** BEGIN EXERCISE INPUTS **

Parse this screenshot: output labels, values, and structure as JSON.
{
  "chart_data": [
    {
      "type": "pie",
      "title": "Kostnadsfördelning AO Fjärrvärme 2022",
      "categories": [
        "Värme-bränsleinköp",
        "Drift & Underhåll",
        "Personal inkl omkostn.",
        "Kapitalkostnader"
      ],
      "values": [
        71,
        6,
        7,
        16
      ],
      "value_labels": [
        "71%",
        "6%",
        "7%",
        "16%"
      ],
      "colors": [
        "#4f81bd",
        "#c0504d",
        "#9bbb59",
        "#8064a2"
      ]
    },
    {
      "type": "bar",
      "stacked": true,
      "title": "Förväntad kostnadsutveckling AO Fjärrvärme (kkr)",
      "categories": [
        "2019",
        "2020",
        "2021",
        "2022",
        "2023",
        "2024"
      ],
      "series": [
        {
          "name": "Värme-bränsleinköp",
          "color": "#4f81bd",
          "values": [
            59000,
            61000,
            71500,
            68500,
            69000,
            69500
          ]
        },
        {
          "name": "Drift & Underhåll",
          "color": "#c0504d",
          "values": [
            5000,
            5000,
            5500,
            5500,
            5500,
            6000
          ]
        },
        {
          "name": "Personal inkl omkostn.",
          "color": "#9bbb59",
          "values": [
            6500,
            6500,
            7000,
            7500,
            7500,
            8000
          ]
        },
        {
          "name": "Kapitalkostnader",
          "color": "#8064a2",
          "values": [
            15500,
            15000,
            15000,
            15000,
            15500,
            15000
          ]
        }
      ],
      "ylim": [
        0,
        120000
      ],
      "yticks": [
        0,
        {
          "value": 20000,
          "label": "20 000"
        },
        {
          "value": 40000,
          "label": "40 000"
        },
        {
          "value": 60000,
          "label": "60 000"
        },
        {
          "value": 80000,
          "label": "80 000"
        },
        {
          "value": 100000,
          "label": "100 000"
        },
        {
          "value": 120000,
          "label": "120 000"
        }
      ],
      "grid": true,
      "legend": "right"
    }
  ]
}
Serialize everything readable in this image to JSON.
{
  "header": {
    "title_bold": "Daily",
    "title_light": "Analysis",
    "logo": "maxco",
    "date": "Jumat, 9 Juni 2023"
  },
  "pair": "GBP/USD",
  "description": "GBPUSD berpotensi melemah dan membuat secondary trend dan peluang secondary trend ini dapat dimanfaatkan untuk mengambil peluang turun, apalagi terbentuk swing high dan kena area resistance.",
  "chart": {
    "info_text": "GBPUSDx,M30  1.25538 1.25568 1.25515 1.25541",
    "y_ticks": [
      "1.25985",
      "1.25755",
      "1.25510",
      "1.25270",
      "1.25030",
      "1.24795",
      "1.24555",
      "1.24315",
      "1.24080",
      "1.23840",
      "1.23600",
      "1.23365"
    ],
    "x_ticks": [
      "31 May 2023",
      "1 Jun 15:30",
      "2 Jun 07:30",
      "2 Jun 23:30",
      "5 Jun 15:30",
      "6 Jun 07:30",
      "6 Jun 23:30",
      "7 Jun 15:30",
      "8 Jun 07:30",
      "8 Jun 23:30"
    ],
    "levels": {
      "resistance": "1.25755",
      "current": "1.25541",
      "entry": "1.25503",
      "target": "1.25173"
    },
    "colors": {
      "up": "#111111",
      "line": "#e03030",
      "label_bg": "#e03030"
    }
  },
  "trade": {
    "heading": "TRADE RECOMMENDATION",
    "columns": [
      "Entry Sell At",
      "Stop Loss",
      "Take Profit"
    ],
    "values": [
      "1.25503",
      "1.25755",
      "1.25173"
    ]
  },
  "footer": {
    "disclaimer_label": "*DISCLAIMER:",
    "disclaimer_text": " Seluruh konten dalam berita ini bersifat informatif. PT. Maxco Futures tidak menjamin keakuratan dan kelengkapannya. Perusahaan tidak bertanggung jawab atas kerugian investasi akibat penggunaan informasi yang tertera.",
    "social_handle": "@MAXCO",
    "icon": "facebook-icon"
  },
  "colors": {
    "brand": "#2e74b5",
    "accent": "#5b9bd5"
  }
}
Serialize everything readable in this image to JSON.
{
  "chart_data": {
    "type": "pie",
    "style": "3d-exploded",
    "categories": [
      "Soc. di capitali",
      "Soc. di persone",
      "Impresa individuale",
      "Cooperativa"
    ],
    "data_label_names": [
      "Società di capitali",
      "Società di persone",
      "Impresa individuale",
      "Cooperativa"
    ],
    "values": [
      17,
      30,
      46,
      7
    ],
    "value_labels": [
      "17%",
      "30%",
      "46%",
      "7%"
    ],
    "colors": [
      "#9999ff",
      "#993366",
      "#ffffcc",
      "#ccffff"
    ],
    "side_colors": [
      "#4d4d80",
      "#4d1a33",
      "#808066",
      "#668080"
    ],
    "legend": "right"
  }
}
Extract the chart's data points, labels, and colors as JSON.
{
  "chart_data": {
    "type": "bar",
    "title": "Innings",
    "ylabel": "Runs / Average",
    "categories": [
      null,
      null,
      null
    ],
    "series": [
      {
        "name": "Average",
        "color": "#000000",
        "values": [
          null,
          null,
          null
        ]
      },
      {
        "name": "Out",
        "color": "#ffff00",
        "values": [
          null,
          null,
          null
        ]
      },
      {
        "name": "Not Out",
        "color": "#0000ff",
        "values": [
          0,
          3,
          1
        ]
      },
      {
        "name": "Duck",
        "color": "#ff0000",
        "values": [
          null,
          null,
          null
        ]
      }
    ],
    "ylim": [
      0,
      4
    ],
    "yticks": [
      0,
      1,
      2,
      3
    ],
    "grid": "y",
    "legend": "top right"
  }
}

** END EXERCISE INPUTS **

[STATED PROBLEM]: Go through the listing and copy all of it exactly.

[EXERCISE ANSWER]:
Parse this screenshot: output labels, values, and structure as JSON.
{
  "chart_data": [
    {
      "type": "pie",
      "title": "Kostnadsfördelning AO Fjärrvärme 2022",
      "categories": [
        "Värme-bränsleinköp",
        "Drift & Underhåll",
        "Personal inkl omkostn.",
        "Kapitalkostnader"
      ],
      "values": [
        71,
        6,
        7,
        16
      ],
      "value_labels": [
        "71%",
        "6%",
        "7%",
        "16%"
      ],
      "colors": [
        "#4f81bd",
        "#c0504d",
        "#9bbb59",
        "#8064a2"
      ]
    },
    {
      "type": "bar",
      "stacked": true,
      "title": "Förväntad kostnadsutveckling AO Fjärrvärme (kkr)",
      "categories": [
        "2019",
        "2020",
        "2021",
        "2022",
        "2023",
        "2024"
      ],
      "series": [
        {
          "name": "Värme-bränsleinköp",
          "color": "#4f81bd",
          "values": [
            59000,
            61000,
            71500,
            68500,
            69000,
            69500
          ]
        },
        {
          "name": "Drift & Underhåll",
          "color": "#c0504d",
          "values": [
            5000,
            5000,
            5500,
            5500,
            5500,
            6000
          ]
        },
        {
          "name": "Personal inkl omkostn.",
          "color": "#9bbb59",
          "values": [
            6500,
            6500,
            7000,
            7500,
            7500,
            8000
          ]
        },
        {
          "name": "Kapitalkostnader",
          "color": "#8064a2",
          "values": [
            15500,
            15000,
            15000,
            15000,
            15500,
            15000
          ]
        }
      ],
      "ylim": [
        0,
        120000
      ],
      "yticks": [
        0,
        {
          "value": 20000,
          "label": "20 000"
        },
        {
          "value": 40000,
          "label": "40 000"
        },
        {
          "value": 60000,
          "label": "60 000"
        },
        {
          "value": 80000,
          "label": "80 000"
        },
        {
          "value": 100000,
          "label": "100 000"
        },
        {
          "value": 120000,
          "label": "120 000"
        }
      ],
      "grid": true,
      "legend": "right"
    }
  ]
}
Serialize everything readable in this image to JSON.
{
  "header": {
    "title_bold": "Daily",
    "title_light": "Analysis",
    "logo": "maxco",
    "date": "Jumat, 9 Juni 2023"
  },
  "pair": "GBP/USD",
  "description": "GBPUSD berpotensi melemah dan membuat secondary trend dan peluang secondary trend ini dapat dimanfaatkan untuk mengambil peluang turun, apalagi terbentuk swing high dan kena area resistance.",
  "chart": {
    "info_text": "GBPUSDx,M30  1.25538 1.25568 1.25515 1.25541",
    "y_ticks": [
      "1.25985",
      "1.25755",
      "1.25510",
      "1.25270",
      "1.25030",
      "1.24795",
      "1.24555",
      "1.24315",
      "1.24080",
      "1.23840",
      "1.23600",
      "1.23365"
    ],
    "x_ticks": [
      "31 May 2023",
      "1 Jun 15:30",
      "2 Jun 07:30",
      "2 Jun 23:30",
      "5 Jun 15:30",
      "6 Jun 07:30",
      "6 Jun 23:30",
      "7 Jun 15:30",
      "8 Jun 07:30",
      "8 Jun 23:30"
    ],
    "levels": {
      "resistance": "1.25755",
      "current": "1.25541",
      "entry": "1.25503",
      "target": "1.25173"
    },
    "colors": {
      "up": "#111111",
      "line": "#e03030",
      "label_bg": "#e03030"
    }
  },
  "trade": {
    "heading": "TRADE RECOMMENDATION",
    "columns": [
      "Entry Sell At",
      "Stop Loss",
      "Take Profit"
    ],
    "values": [
      "1.25503",
      "1.25755",
      "1.25173"
    ]
  },
  "footer": {
    "disclaimer_label": "*DISCLAIMER:",
    "disclaimer_text": " Seluruh konten dalam berita ini bersifat informatif. PT. Maxco Futures tidak menjamin keakuratan dan kelengkapannya. Perusahaan tidak bertanggung jawab atas kerugian investasi akibat penggunaan informasi yang tertera.",
    "social_handle": "@MAXCO",
    "icon": "facebook-icon"
  },
  "colors": {
    "brand": "#2e74b5",
    "accent": "#5b9bd5"
  }
}
Serialize everything readable in this image to JSON.
{
  "chart_data": {
    "type": "pie",
    "style": "3d-exploded",
    "categories": [
      "Soc. di capitali",
      "Soc. di persone",
      "Impresa individuale",
      "Cooperativa"
    ],
    "data_label_names": [
      "Società di capitali",
      "Società di persone",
      "Impresa individuale",
      "Cooperativa"
    ],
    "values": [
      17,
      30,
      46,
      7
    ],
    "value_labels": [
      "17%",
      "30%",
      "46%",
      "7%"
    ],
    "colors": [
      "#9999ff",
      "#993366",
      "#ffffcc",
      "#ccffff"
    ],
    "side_colors": [
      "#4d4d80",
      "#4d1a33",
      "#808066",
      "#668080"
    ],
    "legend": "right"
  }
}
Extract the chart's data points, labels, and colors as JSON.
{
  "chart_data": {
    "type": "bar",
    "title": "Innings",
    "ylabel": "Runs / Average",
    "categories": [
      null,
      null,
      null
    ],
    "series": [
      {
        "name": "Average",
        "color": "#000000",
        "values": [
          null,
          null,
          null
        ]
      },
      {
        "name": "Out",
        "color": "#ffff00",
        "values": [
          null,
          null,
          null
        ]
      },
      {
        "name": "Not Out",
        "color": "#0000ff",
        "values": [
          0,
          3,
          1
        ]
      },
      {
        "name": "Duck",
        "color": "#ff0000",
        "values": [
          null,
          null,
          null
        ]
      }
    ],
    "ylim": [
      0,
      4
    ],
    "yticks": [
      0,
      1,
      2,
      3
    ],
    "grid": "y",
    "legend": "top right"
  }
}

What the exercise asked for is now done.